To see this, consider the following points:

  1. if you were to mass a “free” up or down quark, they would have a mass of only a few MeV.

  2. if you restricted these quarks to within the nucleus (about 10^(-15) m), they would have masses on the order of several hundred MeV. Memory tells me somewhere on the order of a few hundred MeV (300-400 MeV). This is derived from the zero point energy for 10^(-15) m well.

  3. So to account for the missing 600-700 MeV, one has to look at the quark interactions within the nucleons. And the current ability to calculate this (via QCD) is currently beyond our theoretical abilities.

So to say that the nucleons have different masses because of the differences in the masses of the neutrinos, is not correct. The majority of the nucleon masses comes from quark interactions!

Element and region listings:
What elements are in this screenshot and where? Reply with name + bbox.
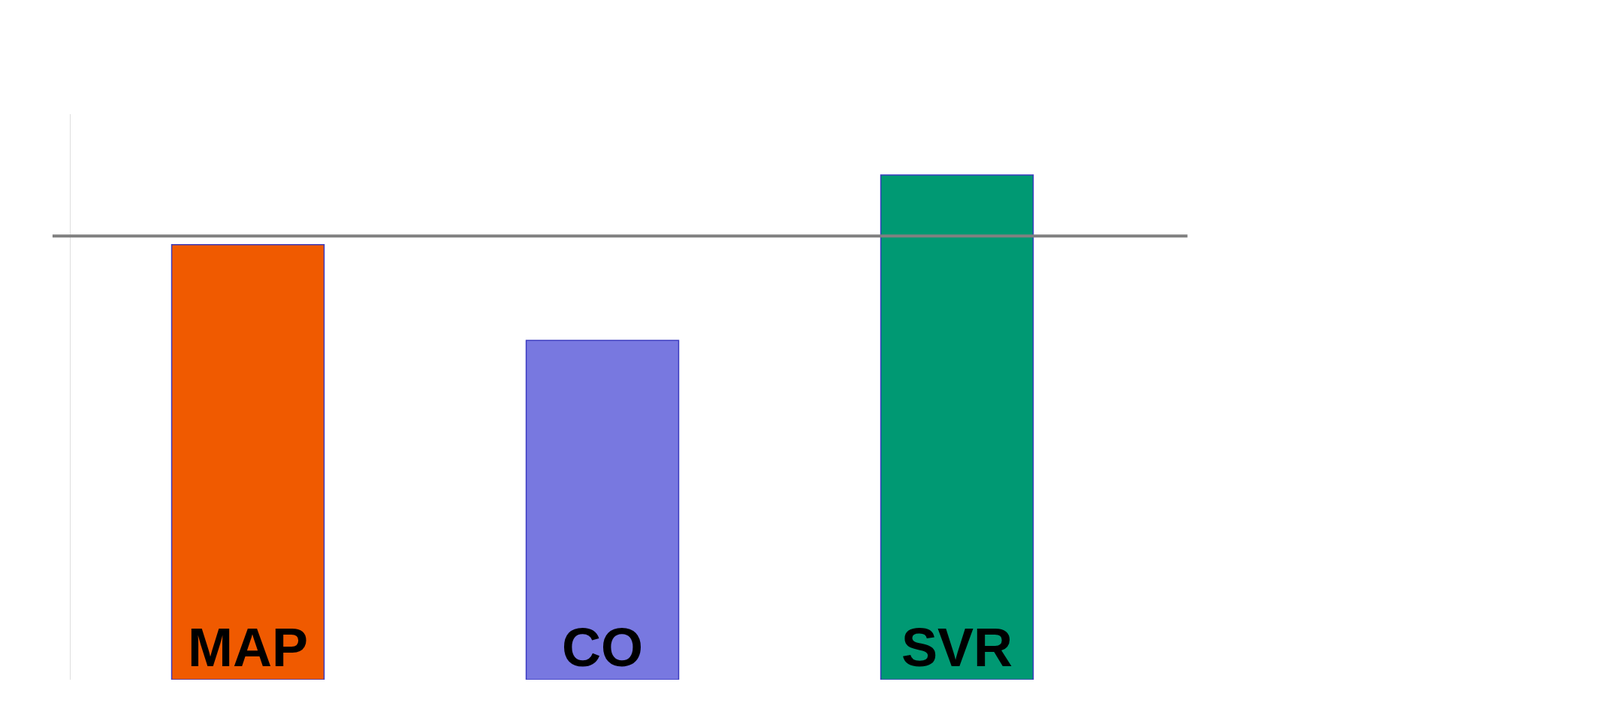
svg-text:CO: CO	[561, 617, 644, 678]
svg-text:SVR: SVR	[901, 617, 1013, 678]
svg-text:MAP: MAP	[187, 617, 308, 678]
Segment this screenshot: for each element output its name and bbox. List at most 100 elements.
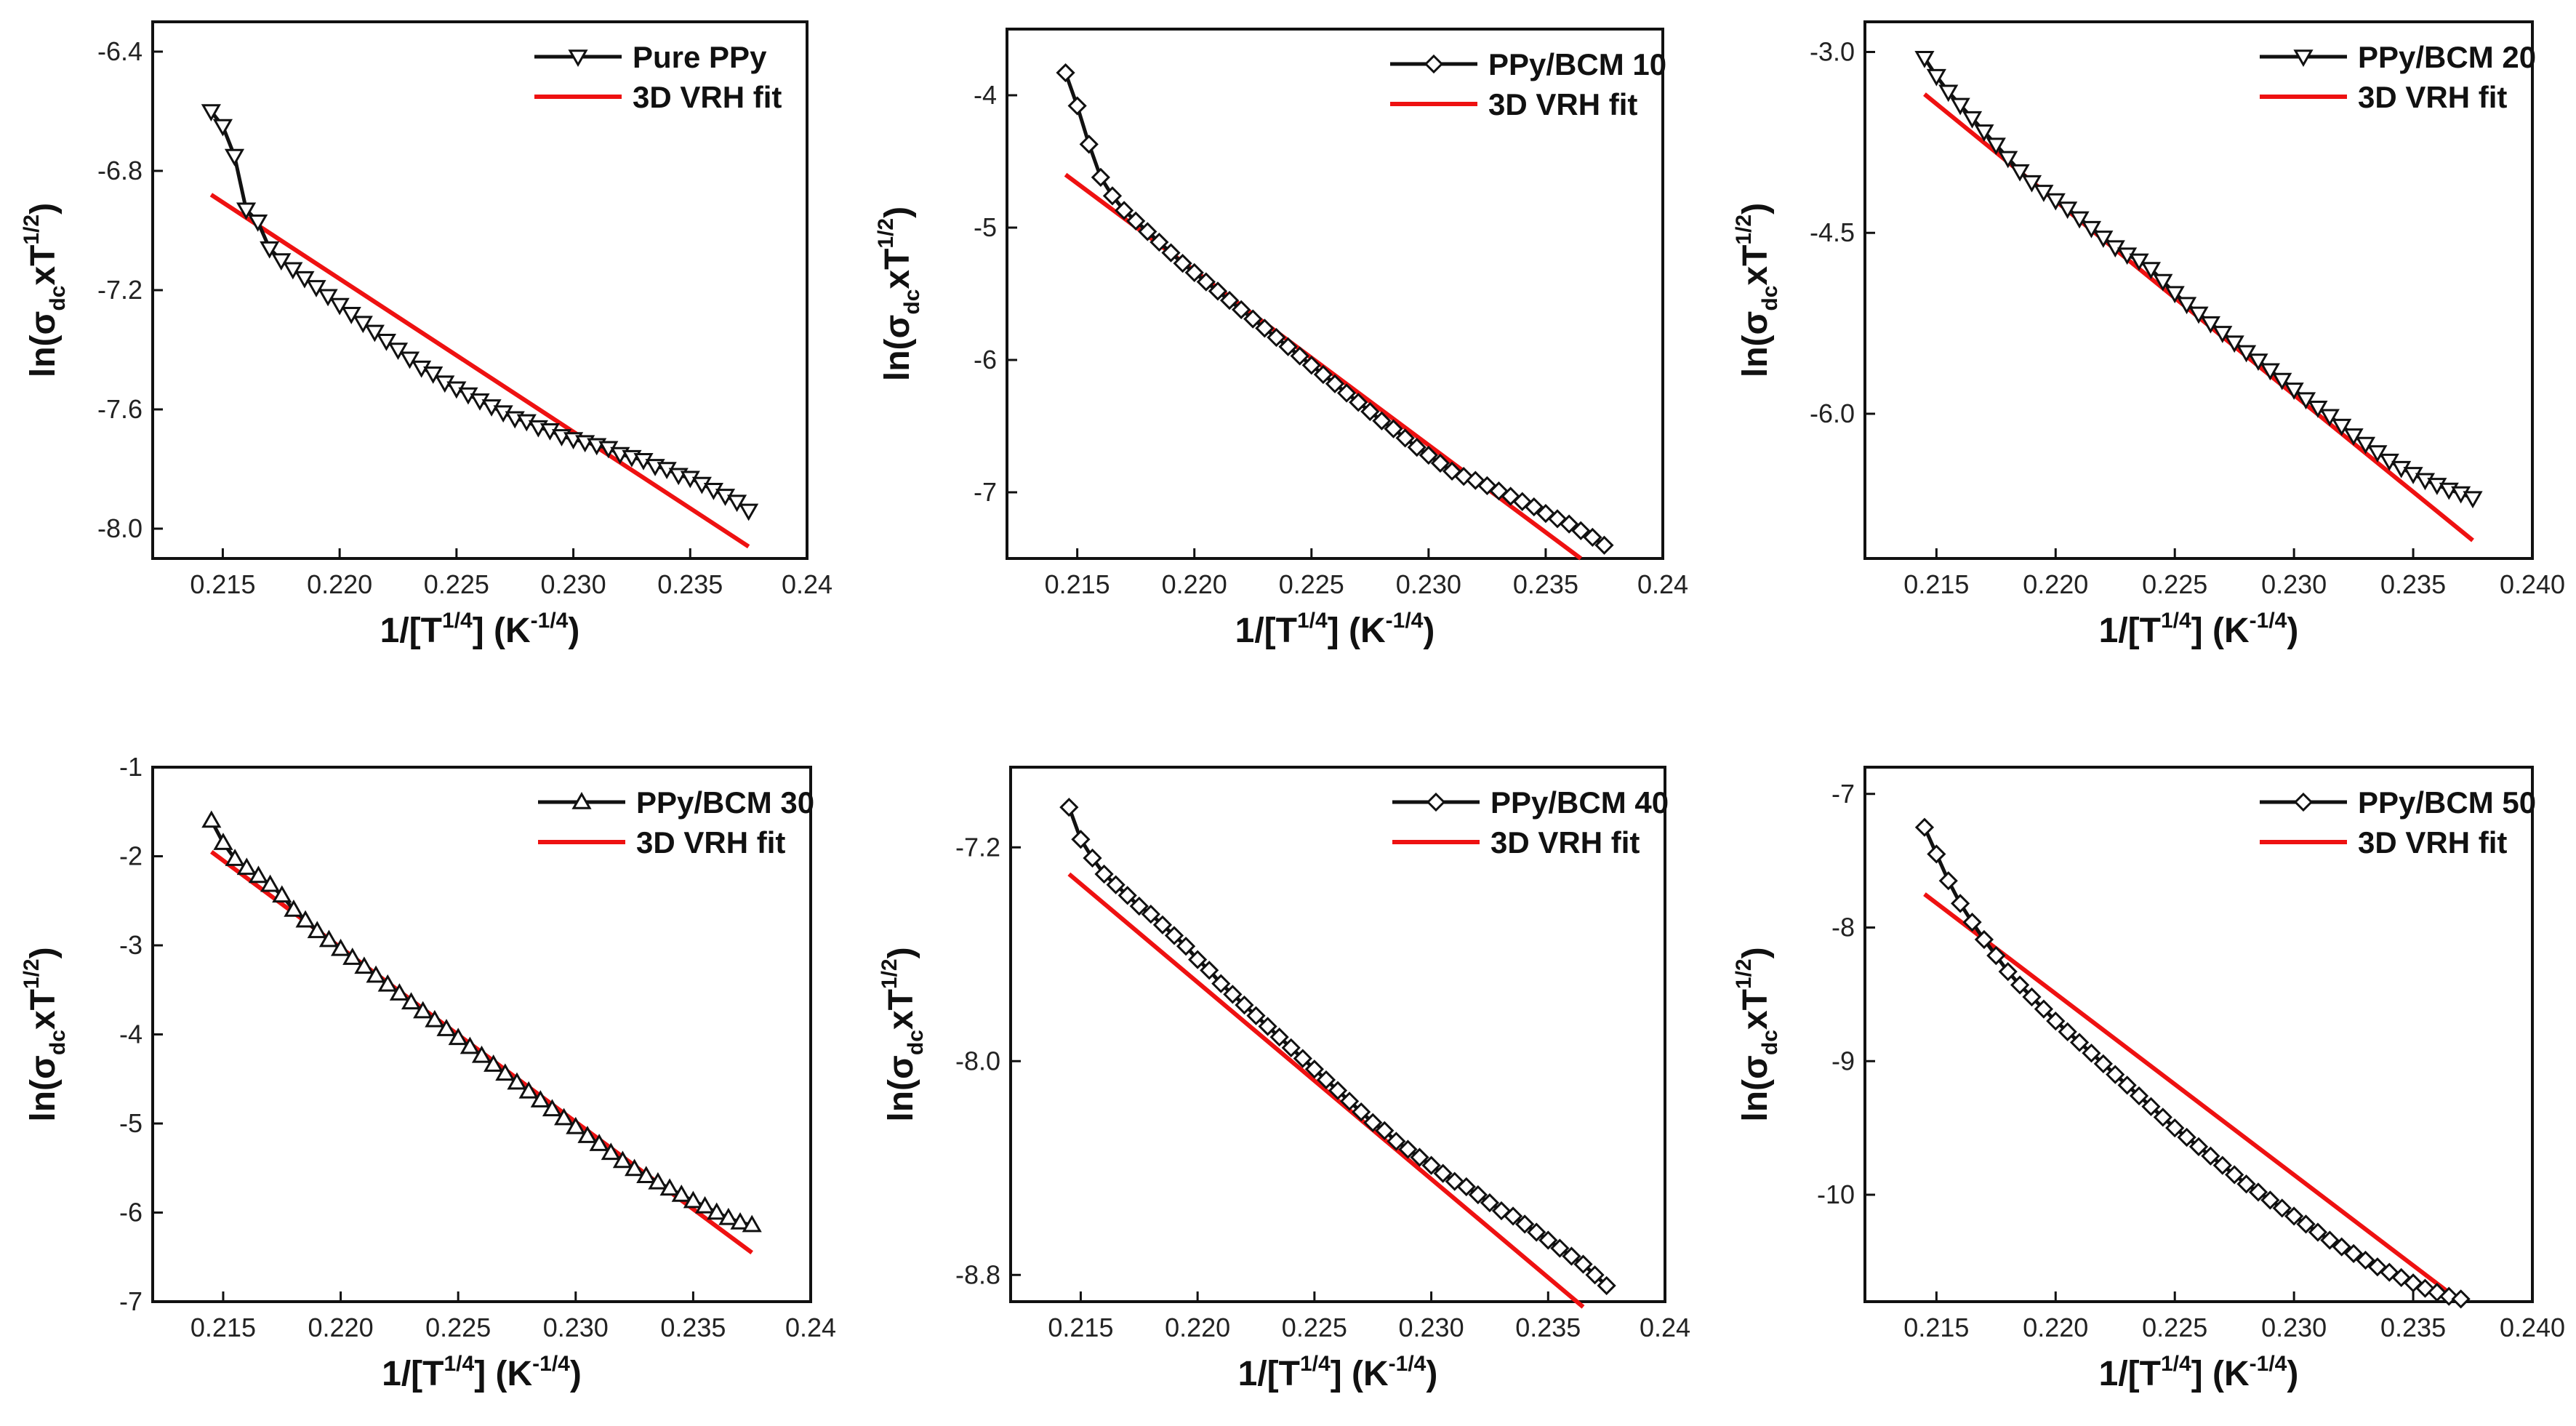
data-point bbox=[1375, 1121, 1395, 1140]
data-point bbox=[425, 1009, 445, 1028]
data-point bbox=[554, 1107, 574, 1126]
data-point bbox=[2140, 262, 2162, 280]
data-point bbox=[2046, 1012, 2066, 1031]
data-point bbox=[1547, 509, 1568, 529]
data-point bbox=[1950, 97, 1970, 116]
data-point bbox=[2248, 353, 2268, 372]
data-point bbox=[518, 1081, 539, 1099]
data-point bbox=[1102, 186, 1123, 206]
data-point bbox=[342, 948, 363, 965]
x-tick-label: 0.230 bbox=[541, 569, 606, 599]
data-point bbox=[542, 1099, 563, 1117]
data-point bbox=[589, 1134, 609, 1151]
data-point bbox=[1445, 1171, 1464, 1191]
x-tick-label: 0.240 bbox=[2500, 569, 2565, 599]
data-point bbox=[1986, 945, 2006, 966]
plot-frame bbox=[1863, 766, 2534, 1303]
legend-label-data: PPy/BCM 30 bbox=[636, 785, 814, 820]
data-point bbox=[2093, 231, 2114, 248]
x-axis-label: 1/[T1/4] (K-1/4) bbox=[2099, 609, 2299, 650]
data-point bbox=[2391, 1267, 2411, 1288]
data-point bbox=[1573, 1254, 1593, 1274]
data-point bbox=[730, 1211, 750, 1230]
data-point bbox=[2296, 1214, 2316, 1234]
legend-label-data: PPy/BCM 10 bbox=[1488, 47, 1666, 81]
data-point bbox=[1067, 96, 1087, 116]
legend-label-data: PPy/BCM 50 bbox=[2358, 785, 2536, 820]
x-tick-label: 0.225 bbox=[2142, 569, 2207, 599]
data-point bbox=[1349, 393, 1368, 412]
data-point bbox=[1938, 84, 1959, 103]
data-point bbox=[1363, 1113, 1383, 1132]
data-point bbox=[1325, 374, 1345, 393]
data-point bbox=[707, 1202, 727, 1220]
x-tick-label: 0.220 bbox=[2023, 569, 2088, 599]
y-tick-label: -1 bbox=[119, 752, 143, 782]
data-point bbox=[2165, 1118, 2185, 1138]
data-point bbox=[2295, 392, 2316, 410]
chart-panel-2: 0.215 0.220 0.225 0.230 0.235 0.24 -4 -5 -6 -7 1/[… bbox=[874, 28, 1688, 650]
legend-label-data: PPy/BCM 20 bbox=[2358, 40, 2536, 74]
data-point bbox=[2212, 326, 2233, 343]
data-point bbox=[1336, 383, 1357, 403]
legend-marker bbox=[1424, 54, 1444, 74]
data-point bbox=[1927, 844, 1946, 864]
data-point bbox=[1466, 470, 1485, 490]
data-point bbox=[530, 1090, 550, 1107]
data-point bbox=[1536, 503, 1556, 524]
data-point bbox=[2367, 445, 2388, 463]
data-point bbox=[1430, 453, 1450, 473]
data-line bbox=[209, 110, 750, 513]
data-point bbox=[1138, 222, 1157, 241]
data-point bbox=[1387, 1131, 1406, 1151]
data-point bbox=[388, 343, 409, 361]
data-point bbox=[495, 1063, 515, 1081]
data-point bbox=[2153, 1107, 2172, 1127]
data-point bbox=[330, 938, 351, 956]
data-point bbox=[1562, 1246, 1581, 1266]
data-point bbox=[318, 929, 339, 948]
legend-marker bbox=[2293, 49, 2314, 68]
data-point bbox=[1316, 1070, 1336, 1090]
data-point bbox=[2343, 1243, 2364, 1263]
y-tick-label: -7.2 bbox=[955, 832, 1000, 862]
data-point bbox=[739, 503, 759, 521]
x-tick-label: 0.215 bbox=[1048, 1313, 1113, 1342]
data-point bbox=[354, 956, 374, 974]
legend-marker bbox=[571, 791, 592, 809]
data-point bbox=[1232, 300, 1251, 319]
data-point bbox=[306, 280, 326, 297]
data-point bbox=[2082, 1044, 2101, 1063]
data-point bbox=[353, 316, 373, 334]
legend-label-fit: 3D VRH fit bbox=[2358, 80, 2507, 114]
data-point bbox=[1290, 346, 1309, 366]
x-tick-label: 0.215 bbox=[1045, 569, 1110, 599]
data-point bbox=[1235, 995, 1254, 1015]
data-point bbox=[2106, 1065, 2125, 1084]
chart-panel-6: 0.215 0.220 0.225 0.230 0.235 0.240 -7 -8 -9 -10 1… bbox=[1732, 766, 2565, 1393]
data-point bbox=[1594, 535, 1614, 555]
data-point bbox=[1328, 1081, 1348, 1100]
data-point bbox=[2356, 1250, 2375, 1270]
data-point bbox=[1974, 929, 1994, 950]
data-point bbox=[2069, 1033, 2090, 1052]
x-tick-label: 0.215 bbox=[1903, 569, 1969, 599]
data-point bbox=[389, 983, 409, 1001]
data-point bbox=[1106, 875, 1126, 894]
data-point bbox=[2427, 1283, 2447, 1302]
y-tick-label: -4 bbox=[119, 1020, 143, 1049]
x-tick-label: 0.230 bbox=[2261, 569, 2327, 599]
plot-frame bbox=[1863, 20, 2534, 560]
data-point bbox=[1585, 1265, 1605, 1285]
data-point bbox=[1246, 1006, 1266, 1025]
y-tick-label: -7.6 bbox=[97, 394, 143, 424]
data-point bbox=[1267, 327, 1286, 348]
data-point bbox=[2236, 345, 2257, 363]
data-point bbox=[1454, 467, 1474, 486]
y-tick-label: -8.0 bbox=[97, 513, 143, 543]
x-tick-label: 0.215 bbox=[190, 1313, 256, 1342]
x-axis-label: 1/[T1/4] (K-1/4) bbox=[380, 609, 580, 650]
data-point bbox=[2343, 428, 2364, 446]
data-point bbox=[742, 1214, 762, 1233]
data-point bbox=[2319, 409, 2340, 427]
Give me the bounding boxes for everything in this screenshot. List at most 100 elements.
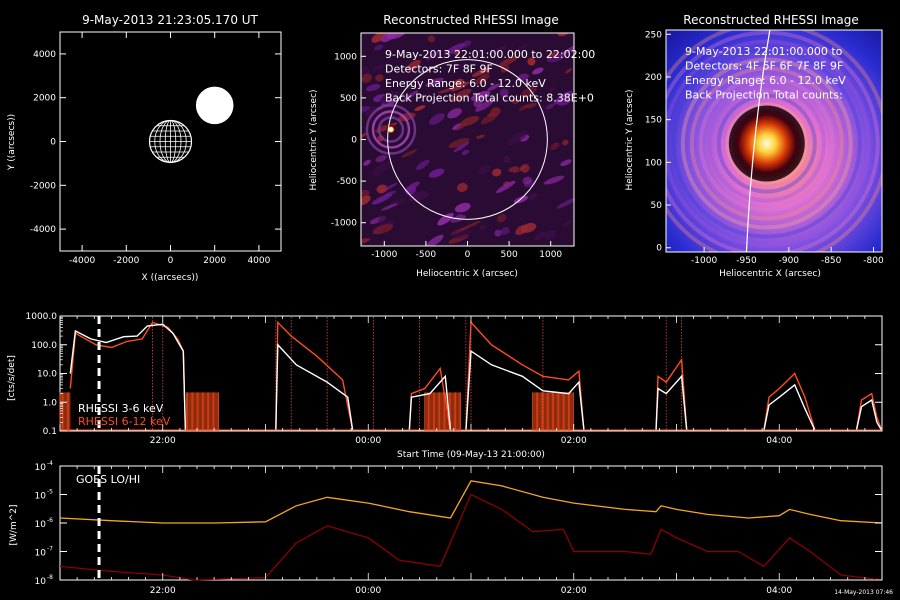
x-tick-label: 0 <box>168 256 174 266</box>
y-tick-label: 1000.0 <box>26 312 58 322</box>
panel2-annotations: 9-May-2013 22:01:00.000 to 22:02:00 Detec… <box>385 48 595 105</box>
y-tick-exponent: -4 <box>47 460 53 467</box>
panel2-xlabel: Heliocentric X (arcsec) <box>416 269 518 279</box>
y-tick-exponent: -6 <box>47 517 53 524</box>
x-tick-label: -950 <box>736 256 757 266</box>
y-tick-label: 50 <box>651 201 663 211</box>
panel3-xlabel: Heliocentric X (arcsec) <box>719 269 821 279</box>
panel1-title: 9-May-2013 21:23:05.170 UT <box>82 13 258 27</box>
image-annotation: Back Projection Total counts: <box>685 89 843 102</box>
series-goes-hi <box>59 493 883 581</box>
y-tick-label: 0.1 <box>43 427 57 437</box>
legend-rhessi-3-6: RHESSI 3-6 keV <box>78 402 164 415</box>
y-tick-label: 250 <box>645 30 662 40</box>
x-tick-label: -800 <box>863 256 884 266</box>
y-tick-label: 500 <box>340 94 357 104</box>
y-tick-label: 10 <box>35 463 47 473</box>
x-tick-label: 22:00 <box>150 586 176 596</box>
x-tick-label: 04:00 <box>766 436 792 446</box>
y-tick-label: 10.0 <box>37 370 57 380</box>
y-tick-label: 10 <box>35 520 47 530</box>
series-rhessi-3-6 <box>465 349 585 432</box>
panel-rhessi-image-zoom: Reconstructed RHESSI Image -1000 -950 -900… <box>625 13 884 279</box>
panel-rhessi-lightcurve: 0.1 1.0 10.0 100.0 1000.0 22:00 00:00 02:00 04:0… <box>7 312 883 460</box>
series-rhessi-3-6 <box>69 323 187 432</box>
y-tick-label: 0 <box>50 138 56 148</box>
image-annotation: Energy Range: 6.0 - 12.0 keV <box>685 74 846 87</box>
y-tick-label: -2000 <box>30 181 56 191</box>
panel2-title: Reconstructed RHESSI Image <box>383 13 558 27</box>
series-rhessi-6-12 <box>655 357 688 432</box>
x-tick-label: -850 <box>821 256 842 266</box>
panel5-legend: GOES LO/HI <box>76 473 140 486</box>
x-tick-label: 00:00 <box>355 586 381 596</box>
x-tick-label: 1000 <box>539 250 562 260</box>
image-annotation: Detectors: 7F 8F 9F <box>385 63 493 76</box>
y-tick-exponent: -5 <box>47 489 53 496</box>
y-tick-label: 10 <box>35 549 47 559</box>
x-tick-label: 02:00 <box>561 436 587 446</box>
y-tick-label: 0 <box>656 244 662 254</box>
x-tick-label: 04:00 <box>766 586 792 596</box>
y-tick-exponent: -8 <box>47 574 53 581</box>
x-tick-label: -900 <box>779 256 800 266</box>
panel1-ticks: -4000 -2000 0 2000 4000 -4000 -2000 0 2000 4000 <box>30 32 281 266</box>
x-tick-label: -500 <box>416 250 437 260</box>
y-tick-label: 0 <box>351 136 357 146</box>
legend-rhessi-6-12: RHESSI 6-12 keV <box>78 415 171 428</box>
series-goes-lo <box>59 480 883 524</box>
x-tick-label: 0 <box>465 250 471 260</box>
y-tick-label: 4000 <box>33 50 56 60</box>
image-annotation: Detectors: 4F 5F 6F 7F 8F 9F <box>685 60 843 73</box>
x-tick-label: -2000 <box>113 256 139 266</box>
panel-sun-position: 9-May-2013 21:23:05.170 UT -4000 -2000 0 20… <box>7 13 282 283</box>
y-tick-label: 100.0 <box>31 341 57 351</box>
panel3-ticks: -1000 -950 -900 -850 -800 0 50 100 150 200 250 <box>645 30 884 266</box>
y-tick-exponent: -7 <box>47 546 53 553</box>
y-tick-label: 100 <box>645 158 662 168</box>
y-tick-label: 1.0 <box>43 398 58 408</box>
y-tick-label: 150 <box>645 116 662 126</box>
flare-source <box>730 107 803 180</box>
x-tick-label: 4000 <box>247 256 270 266</box>
solar-limb <box>387 59 548 220</box>
image-annotation: Back Projection Total counts: 8.38E+0 <box>385 92 594 105</box>
panel2-ylabel: Heliocentric Y (arcsec) <box>309 89 319 190</box>
panel4-content: 0.1 1.0 10.0 100.0 1000.0 22:00 00:00 02:00 04:0… <box>26 312 883 446</box>
y-tick-label: 2000 <box>33 94 56 104</box>
y-tick-label: 10 <box>35 577 47 587</box>
x-tick-label: -1000 <box>371 250 397 260</box>
series-rhessi-6-12 <box>275 320 354 432</box>
panel5-content: 10-810-710-610-510 -422:00 00:00 02:00 04:00 <box>35 460 883 596</box>
panel3-annotations: 9-May-2013 22:01:00.000 to Detectors: 4F … <box>685 45 846 102</box>
spacecraft-disk <box>195 86 234 125</box>
y-tick-label: -500 <box>337 177 358 187</box>
panel5-ylabel: [W/m^2] <box>9 505 19 546</box>
series-rhessi-6-12 <box>855 392 883 432</box>
panel1-objects <box>148 86 234 164</box>
panel2-image <box>361 33 574 246</box>
solar-limb-arc <box>745 30 771 252</box>
x-tick-label: -1000 <box>691 256 717 266</box>
sun-grid-globe <box>148 119 193 164</box>
series-rhessi-3-6 <box>655 374 688 432</box>
panel-rhessi-image-full: Reconstructed RHESSI Image -1000 -500 0 500… <box>309 13 595 279</box>
image-annotation: Energy Range: 6.0 - 12.0 keV <box>385 77 546 90</box>
series-rhessi-3-6 <box>763 383 816 432</box>
panel4-xlabel: Start Time (09-May-13 21:00:00) <box>397 450 545 460</box>
panel3-title: Reconstructed RHESSI Image <box>683 13 858 27</box>
x-tick-label: 2000 <box>203 256 226 266</box>
x-tick-label: 00:00 <box>355 436 381 446</box>
series-rhessi-6-12 <box>763 372 816 432</box>
panel1-ylabel: Y ((arcsecs)) <box>7 114 17 171</box>
y-tick-label: -1000 <box>331 219 357 229</box>
y-tick-label: 200 <box>645 73 662 83</box>
panel2-ticks: -1000 -500 0 500 1000 -1000 -500 0 500 1000 <box>331 52 563 260</box>
series-rhessi-6-12 <box>465 320 585 432</box>
panel-goes-lightcurve: 10-810-710-610-510 -422:00 00:00 02:00 04:00… <box>9 460 893 596</box>
image-annotation: 9-May-2013 22:01:00.000 to 22:02:00 <box>385 48 595 61</box>
series-rhessi-3-6 <box>855 398 883 432</box>
y-tick-label: 1000 <box>334 52 357 62</box>
y-tick-label: 10 <box>35 492 47 502</box>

▶ **GIVEN TASK A**:
Retype the passage on quark and nucleon masses word for word, from its first line to its last.
▶ **GIVEN TASK B**:
Convert part of the listings into a Markdown table with the columns "Row" and "Listing line," starting with the line that contains "data-point bbox=[1375, 1121, 1395, 1140]" and going on through the line that contains "data-point bbox=[2165, 1118, 2185, 1138]", both included. Number the rows, leave out any blank lines, and include nothing outside that range.
The text about quark masses has no connection to the listings.

▶ **CORRECT RESPONSE A**:
To see this, consider the following points:

  1. if you were to mass a “free” up or down quark, they would have a mass of only a few MeV.

  2. if you restricted these quarks to within the nucleus (about 10^(-15) m), they would have masses on the order of several hundred MeV. Memory tells me somewhere on the order of a few hundred MeV (300-400 MeV). This is derived from the zero point energy for 10^(-15) m well.

  3. So to account for the missing 600-700 MeV, one has to look at the quark interactions within the nucleons. And the current ability to calculate this (via QCD) is currently beyond our theoretical abilities.

So to say that the nucleons have different masses because of the differences in the masses of the neutrinos, is not correct. The majority of the nucleon masses comes from quark interactions!

▶ **CORRECT RESPONSE B**:
| Row | Listing line |
|---|---|
| 1 | data-point bbox=[1375, 1121, 1395, 1140] |
| 2 | data-point bbox=[425, 1009, 445, 1028] |
| 3 | data-point bbox=[554, 1107, 574, 1126] |
| 4 | data-point bbox=[2140, 262, 2162, 280] |
| 5 | data-point bbox=[2046, 1012, 2066, 1031] |
| 6 | data-point bbox=[1547, 509, 1568, 529] |
| 7 | data-point bbox=[1950, 97, 1970, 116] |
| 8 | data-point bbox=[2248, 353, 2268, 372] |
| 9 | data-point bbox=[518, 1081, 539, 1099] |
| 10 | data-point bbox=[1102, 186, 1123, 206] |
| 11 | data-point bbox=[342, 948, 363, 965] |
| 12 | x-tick-label: 0.230 bbox=[541, 569, 606, 599] |
| 13 | data-point bbox=[542, 1099, 563, 1117] |
| 14 | data-point bbox=[589, 1134, 609, 1151] |
| 15 | data-point bbox=[1445, 1171, 1464, 1191] |
| 16 | x-tick-label: 0.240 bbox=[2500, 569, 2565, 599] |
| 17 | data-point bbox=[1986, 945, 2006, 966] |
| 18 | plot-frame bbox=[1863, 766, 2534, 1303] |
| 19 | legend-label-data: PPy/BCM 30 bbox=[636, 785, 814, 820] |
| 20 | data-point bbox=[2093, 231, 2114, 248] |
| 21 | x-axis-label: 1/[T1/4] (K-1/4) bbox=[2099, 609, 2299, 650] |
| 22 | data-point bbox=[2391, 1267, 2411, 1288] |
| 23 | data-point bbox=[1573, 1254, 1593, 1274] |
| 24 | data-point bbox=[730, 1211, 750, 1230] |
| 25 | data-point bbox=[2296, 1214, 2316, 1234] |
| 26 | legend-label-data: PPy/BCM 10 bbox=[1488, 47, 1666, 81] |
| 27 | data-point bbox=[1067, 96, 1087, 116] |
| 28 | legend-label-data: PPy/BCM 50 bbox=[2358, 785, 2536, 820] |
| 29 | x-tick-label: 0.225 bbox=[2142, 569, 2207, 599] |
| 30 | data-point bbox=[1349, 393, 1368, 412] |
| 31 | data-point bbox=[1938, 84, 1959, 103] |
| 32 | data-point bbox=[1363, 1113, 1383, 1132] |
| 33 | data-point bbox=[1325, 374, 1345, 393] |
| 34 | data-point bbox=[707, 1202, 727, 1220] |
| 35 | x-tick-label: 0.220 bbox=[2023, 569, 2088, 599] |
| 36 | y-tick-label: -1 bbox=[119, 752, 143, 782] |
| 37 | data-point bbox=[2165, 1118, 2185, 1138] |